# [WORK TO DO]
Output each entry below as it stands, leaving out every picture.

[Dataset records]
※ ※ ※

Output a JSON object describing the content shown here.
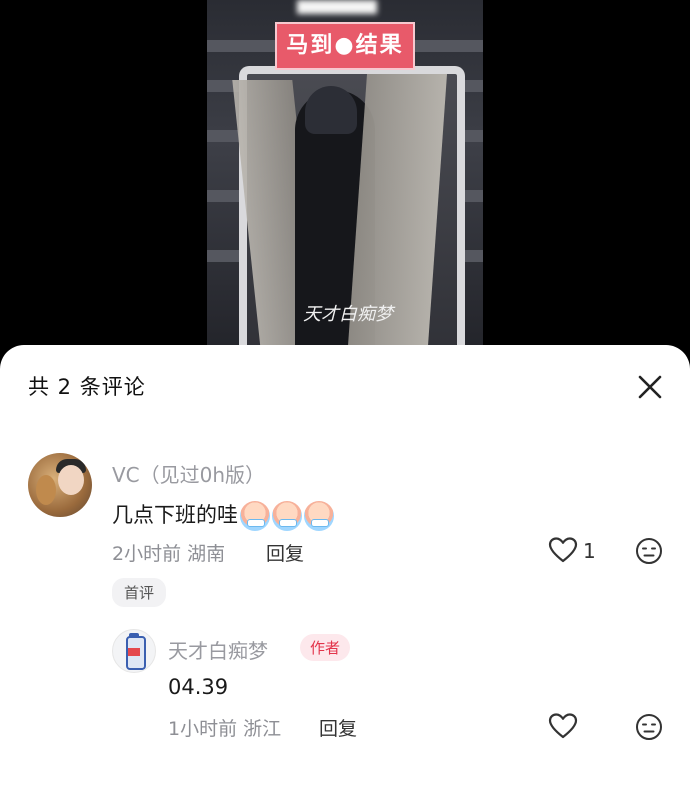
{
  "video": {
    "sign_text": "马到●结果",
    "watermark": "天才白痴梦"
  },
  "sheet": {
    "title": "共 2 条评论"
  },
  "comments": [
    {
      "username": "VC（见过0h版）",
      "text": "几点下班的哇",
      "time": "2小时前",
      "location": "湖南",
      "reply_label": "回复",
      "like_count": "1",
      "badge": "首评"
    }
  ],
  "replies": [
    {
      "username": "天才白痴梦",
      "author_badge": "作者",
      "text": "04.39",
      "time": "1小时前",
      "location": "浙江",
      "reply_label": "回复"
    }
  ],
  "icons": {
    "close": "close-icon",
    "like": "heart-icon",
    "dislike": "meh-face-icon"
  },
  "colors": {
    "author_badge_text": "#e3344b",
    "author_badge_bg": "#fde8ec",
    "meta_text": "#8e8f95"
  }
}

※ ※ ※

# [COMPLETE RESPONSE]
Output a JSON object describing the content shown here.
{
  "video": {
    "sign_text": "马到●结果",
    "watermark": "天才白痴梦"
  },
  "sheet": {
    "title": "共 2 条评论"
  },
  "comments": [
    {
      "username": "VC（见过0h版）",
      "text": "几点下班的哇",
      "time": "2小时前",
      "location": "湖南",
      "reply_label": "回复",
      "like_count": "1",
      "badge": "首评"
    }
  ],
  "replies": [
    {
      "username": "天才白痴梦",
      "author_badge": "作者",
      "text": "04.39",
      "time": "1小时前",
      "location": "浙江",
      "reply_label": "回复"
    }
  ],
  "icons": {
    "close": "close-icon",
    "like": "heart-icon",
    "dislike": "meh-face-icon"
  },
  "colors": {
    "author_badge_text": "#e3344b",
    "author_badge_bg": "#fde8ec",
    "meta_text": "#8e8f95"
  }
}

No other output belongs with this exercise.